**Objective**: Retype all the entries word for word, but omit the pictures.

===== Information given

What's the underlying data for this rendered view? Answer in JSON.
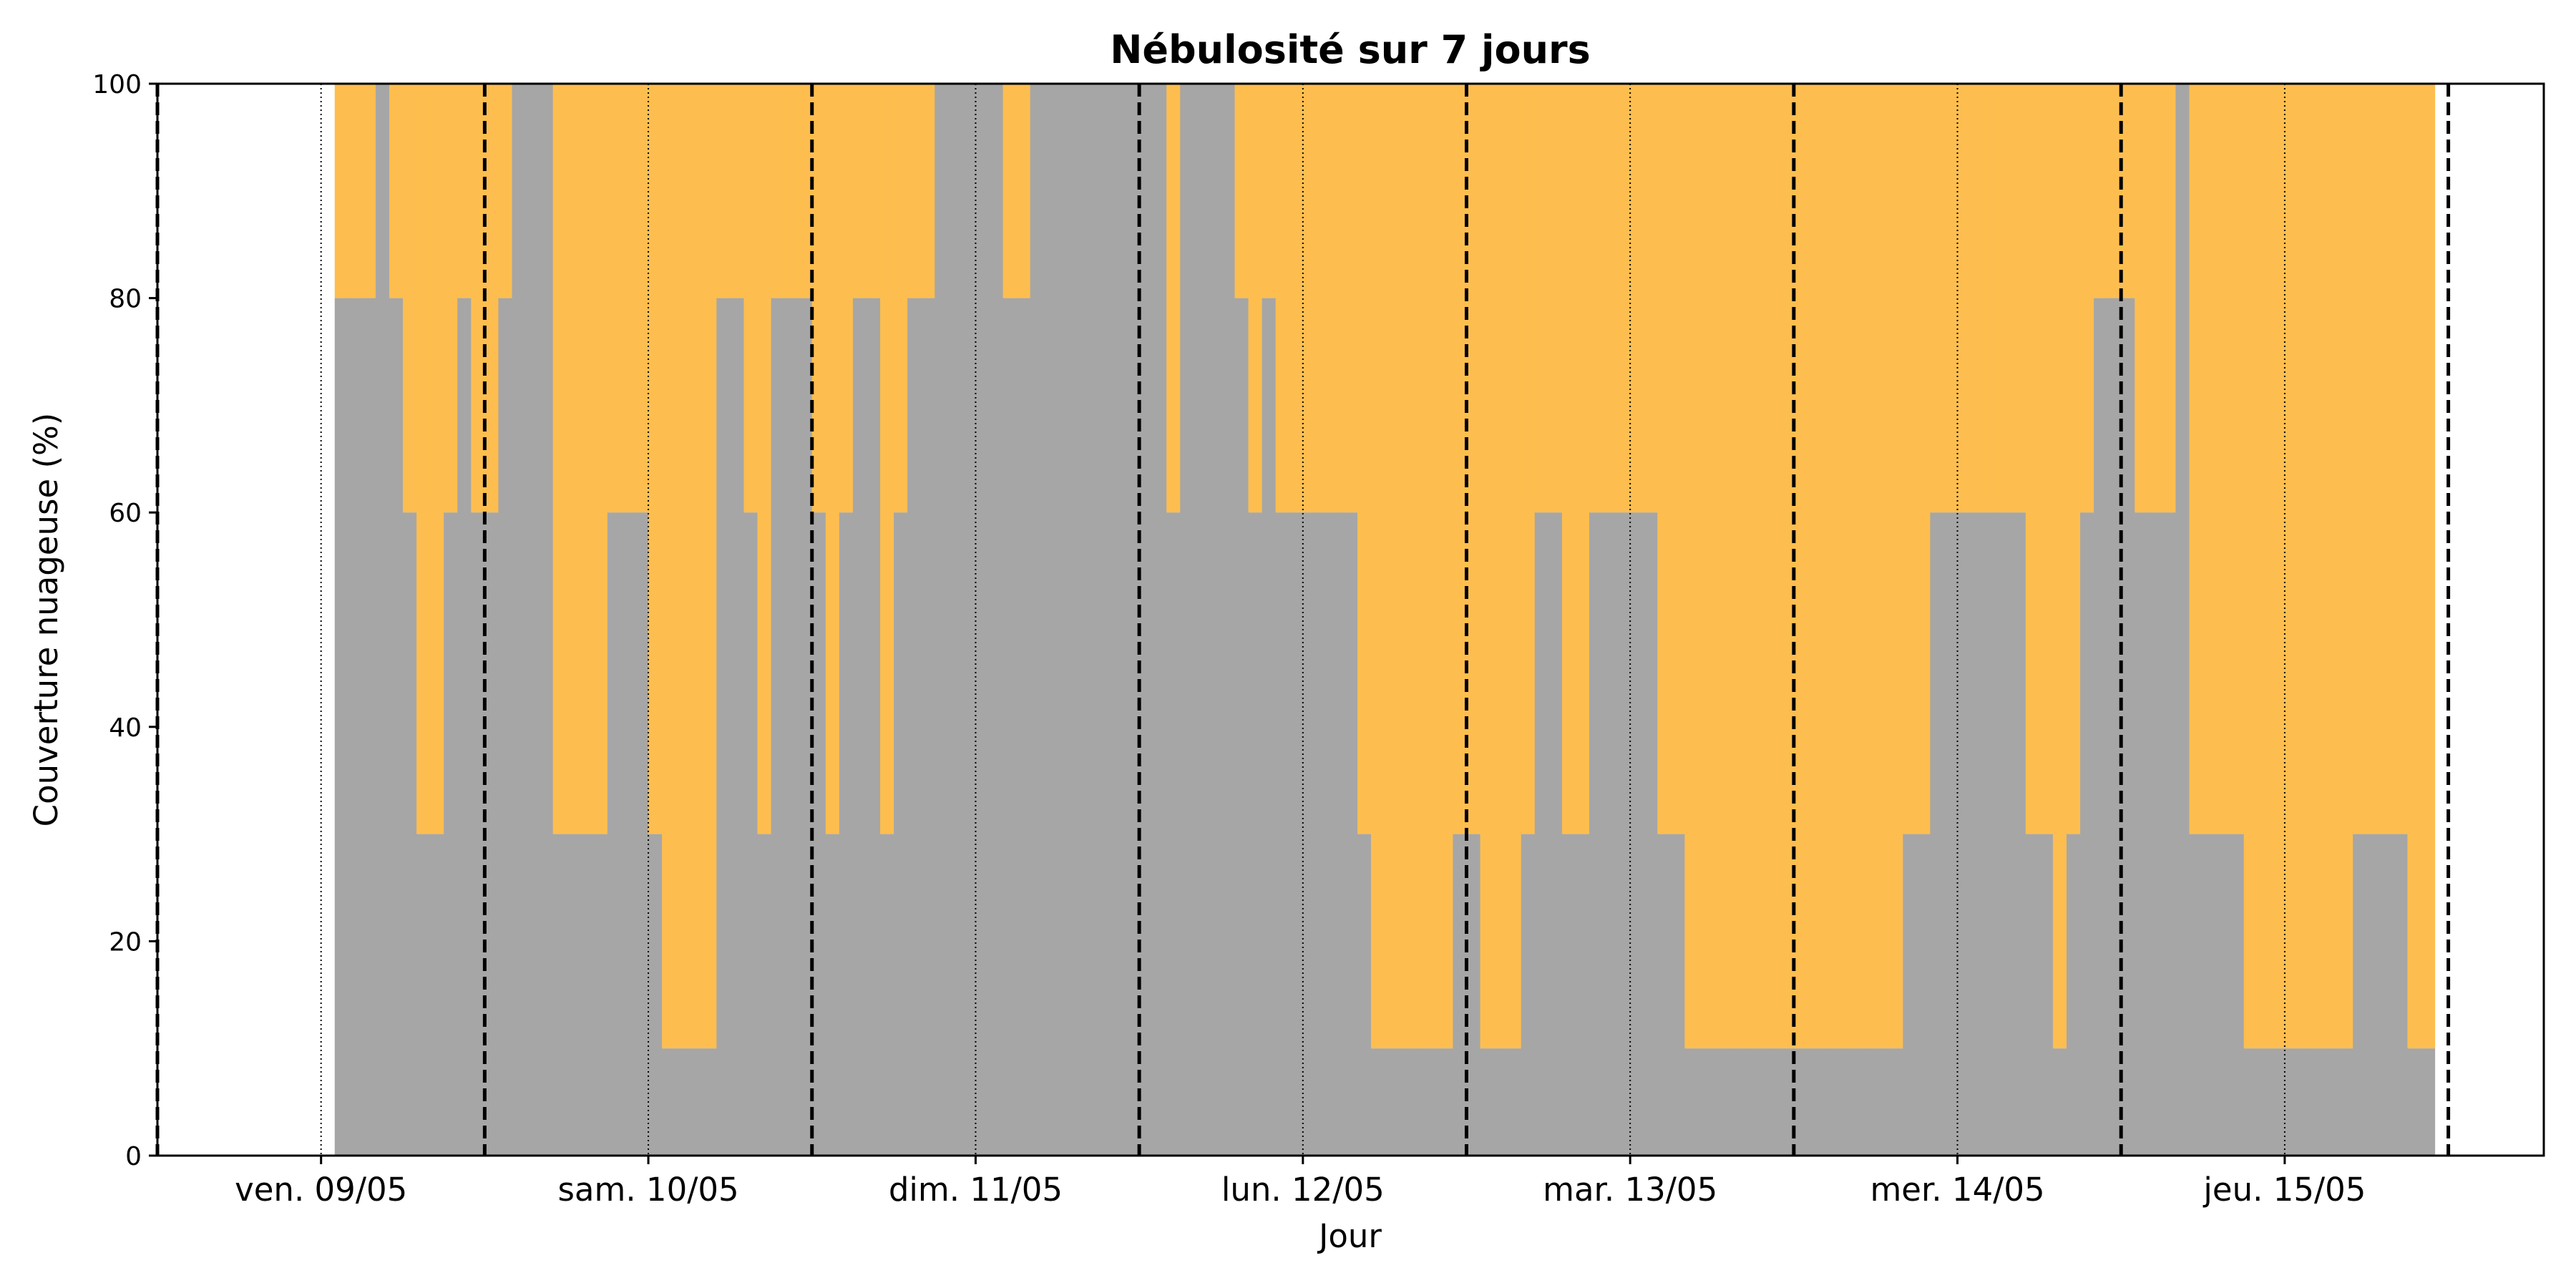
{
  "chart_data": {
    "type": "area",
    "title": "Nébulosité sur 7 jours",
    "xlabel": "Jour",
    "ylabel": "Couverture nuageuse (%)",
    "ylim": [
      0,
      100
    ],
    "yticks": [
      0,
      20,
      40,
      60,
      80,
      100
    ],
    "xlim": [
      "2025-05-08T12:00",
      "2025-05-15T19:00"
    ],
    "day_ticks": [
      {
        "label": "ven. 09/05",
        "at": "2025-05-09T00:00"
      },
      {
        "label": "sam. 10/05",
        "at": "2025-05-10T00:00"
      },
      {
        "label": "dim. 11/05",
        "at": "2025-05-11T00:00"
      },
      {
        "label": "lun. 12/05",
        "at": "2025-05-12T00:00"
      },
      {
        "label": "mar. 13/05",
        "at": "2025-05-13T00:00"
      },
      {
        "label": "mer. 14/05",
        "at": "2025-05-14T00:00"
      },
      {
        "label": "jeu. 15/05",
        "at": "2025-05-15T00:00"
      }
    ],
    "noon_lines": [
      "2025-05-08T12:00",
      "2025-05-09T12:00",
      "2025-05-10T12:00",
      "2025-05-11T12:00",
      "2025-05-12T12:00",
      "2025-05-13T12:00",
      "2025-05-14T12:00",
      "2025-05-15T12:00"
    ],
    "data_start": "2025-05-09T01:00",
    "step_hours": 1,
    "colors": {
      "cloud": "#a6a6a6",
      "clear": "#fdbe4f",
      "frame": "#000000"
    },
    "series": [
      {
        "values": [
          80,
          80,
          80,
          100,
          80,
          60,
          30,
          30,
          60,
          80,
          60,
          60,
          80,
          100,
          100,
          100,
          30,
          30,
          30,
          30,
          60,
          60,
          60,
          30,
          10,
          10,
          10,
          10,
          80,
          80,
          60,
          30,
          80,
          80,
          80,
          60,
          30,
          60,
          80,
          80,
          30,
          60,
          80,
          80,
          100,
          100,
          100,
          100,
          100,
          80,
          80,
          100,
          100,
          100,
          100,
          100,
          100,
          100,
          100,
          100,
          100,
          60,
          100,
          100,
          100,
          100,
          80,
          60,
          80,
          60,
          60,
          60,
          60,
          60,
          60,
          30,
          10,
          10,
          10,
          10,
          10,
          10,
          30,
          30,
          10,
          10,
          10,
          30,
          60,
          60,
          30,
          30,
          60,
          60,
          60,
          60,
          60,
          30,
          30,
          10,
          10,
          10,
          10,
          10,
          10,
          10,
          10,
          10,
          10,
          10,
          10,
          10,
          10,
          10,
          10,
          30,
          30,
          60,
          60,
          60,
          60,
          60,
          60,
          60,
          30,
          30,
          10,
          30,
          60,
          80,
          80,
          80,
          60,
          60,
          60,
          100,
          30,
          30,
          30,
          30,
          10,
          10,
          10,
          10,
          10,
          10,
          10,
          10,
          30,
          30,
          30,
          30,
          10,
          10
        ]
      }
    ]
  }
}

==========

**Completed exercise**:
What's the underlying data for this rendered view? Answer in JSON.
{
  "chart_data": {
    "type": "area",
    "title": "Nébulosité sur 7 jours",
    "xlabel": "Jour",
    "ylabel": "Couverture nuageuse (%)",
    "ylim": [
      0,
      100
    ],
    "yticks": [
      0,
      20,
      40,
      60,
      80,
      100
    ],
    "xlim": [
      "2025-05-08T12:00",
      "2025-05-15T19:00"
    ],
    "day_ticks": [
      {
        "label": "ven. 09/05",
        "at": "2025-05-09T00:00"
      },
      {
        "label": "sam. 10/05",
        "at": "2025-05-10T00:00"
      },
      {
        "label": "dim. 11/05",
        "at": "2025-05-11T00:00"
      },
      {
        "label": "lun. 12/05",
        "at": "2025-05-12T00:00"
      },
      {
        "label": "mar. 13/05",
        "at": "2025-05-13T00:00"
      },
      {
        "label": "mer. 14/05",
        "at": "2025-05-14T00:00"
      },
      {
        "label": "jeu. 15/05",
        "at": "2025-05-15T00:00"
      }
    ],
    "noon_lines": [
      "2025-05-08T12:00",
      "2025-05-09T12:00",
      "2025-05-10T12:00",
      "2025-05-11T12:00",
      "2025-05-12T12:00",
      "2025-05-13T12:00",
      "2025-05-14T12:00",
      "2025-05-15T12:00"
    ],
    "data_start": "2025-05-09T01:00",
    "step_hours": 1,
    "colors": {
      "cloud": "#a6a6a6",
      "clear": "#fdbe4f",
      "frame": "#000000"
    },
    "series": [
      {
        "values": [
          80,
          80,
          80,
          100,
          80,
          60,
          30,
          30,
          60,
          80,
          60,
          60,
          80,
          100,
          100,
          100,
          30,
          30,
          30,
          30,
          60,
          60,
          60,
          30,
          10,
          10,
          10,
          10,
          80,
          80,
          60,
          30,
          80,
          80,
          80,
          60,
          30,
          60,
          80,
          80,
          30,
          60,
          80,
          80,
          100,
          100,
          100,
          100,
          100,
          80,
          80,
          100,
          100,
          100,
          100,
          100,
          100,
          100,
          100,
          100,
          100,
          60,
          100,
          100,
          100,
          100,
          80,
          60,
          80,
          60,
          60,
          60,
          60,
          60,
          60,
          30,
          10,
          10,
          10,
          10,
          10,
          10,
          30,
          30,
          10,
          10,
          10,
          30,
          60,
          60,
          30,
          30,
          60,
          60,
          60,
          60,
          60,
          30,
          30,
          10,
          10,
          10,
          10,
          10,
          10,
          10,
          10,
          10,
          10,
          10,
          10,
          10,
          10,
          10,
          10,
          30,
          30,
          60,
          60,
          60,
          60,
          60,
          60,
          60,
          30,
          30,
          10,
          30,
          60,
          80,
          80,
          80,
          60,
          60,
          60,
          100,
          30,
          30,
          30,
          30,
          10,
          10,
          10,
          10,
          10,
          10,
          10,
          10,
          30,
          30,
          30,
          30,
          10,
          10
        ]
      }
    ]
  }
}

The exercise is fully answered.